# WHAT IS REQUIRED
Copy each line holding the string "color".

════

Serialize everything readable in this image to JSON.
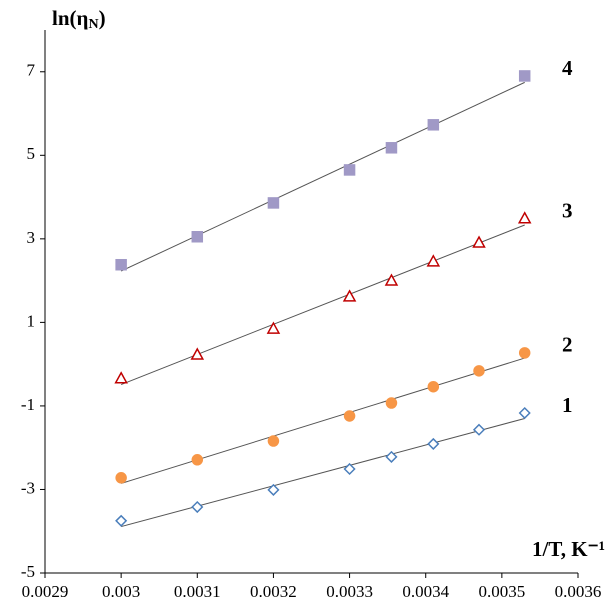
{
  "chart_data": {
    "type": "scatter",
    "y_label": "ln(ηN)",
    "x_label": "1/T, K⁻¹",
    "xlim": [
      0.0029,
      0.0036
    ],
    "xticks": [
      0.0029,
      0.003,
      0.0031,
      0.0032,
      0.0033,
      0.0034,
      0.0035,
      0.0036
    ],
    "ylim": [
      -5,
      8
    ],
    "yticks": [
      -5,
      -3,
      -1,
      1,
      3,
      5,
      7
    ],
    "trendline": true,
    "series": [
      {
        "name": "1",
        "color": "#4a7ebb",
        "marker": "diamond",
        "filled": false,
        "x": [
          0.003,
          0.0031,
          0.0032,
          0.0033,
          0.003355,
          0.00341,
          0.00347,
          0.00353
        ],
        "values": [
          -3.75,
          -3.42,
          -3.01,
          -2.51,
          -2.22,
          -1.91,
          -1.57,
          -1.17
        ]
      },
      {
        "name": "2",
        "color": "#f79646",
        "marker": "circle",
        "filled": true,
        "x": [
          0.003,
          0.0031,
          0.0032,
          0.0033,
          0.003355,
          0.00341,
          0.00347,
          0.00353
        ],
        "values": [
          -2.72,
          -2.29,
          -1.84,
          -1.24,
          -0.93,
          -0.54,
          -0.16,
          0.27
        ]
      },
      {
        "name": "3",
        "color": "#c00000",
        "marker": "triangle",
        "filled": false,
        "x": [
          0.003,
          0.0031,
          0.0032,
          0.0033,
          0.003355,
          0.00341,
          0.00347,
          0.00353
        ],
        "values": [
          -0.35,
          0.22,
          0.84,
          1.61,
          1.99,
          2.45,
          2.9,
          3.48
        ]
      },
      {
        "name": "4",
        "color": "#a099c6",
        "marker": "square",
        "filled": true,
        "x": [
          0.003,
          0.0031,
          0.0032,
          0.0033,
          0.003355,
          0.00341,
          0.00353
        ],
        "values": [
          2.38,
          3.05,
          3.86,
          4.65,
          5.18,
          5.73,
          6.9
        ]
      }
    ]
  }
}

════

# WRITTEN ANSWER
        "color": "#4a7ebb",
        "color": "#f79646",
        "color": "#c00000",
        "color": "#a099c6",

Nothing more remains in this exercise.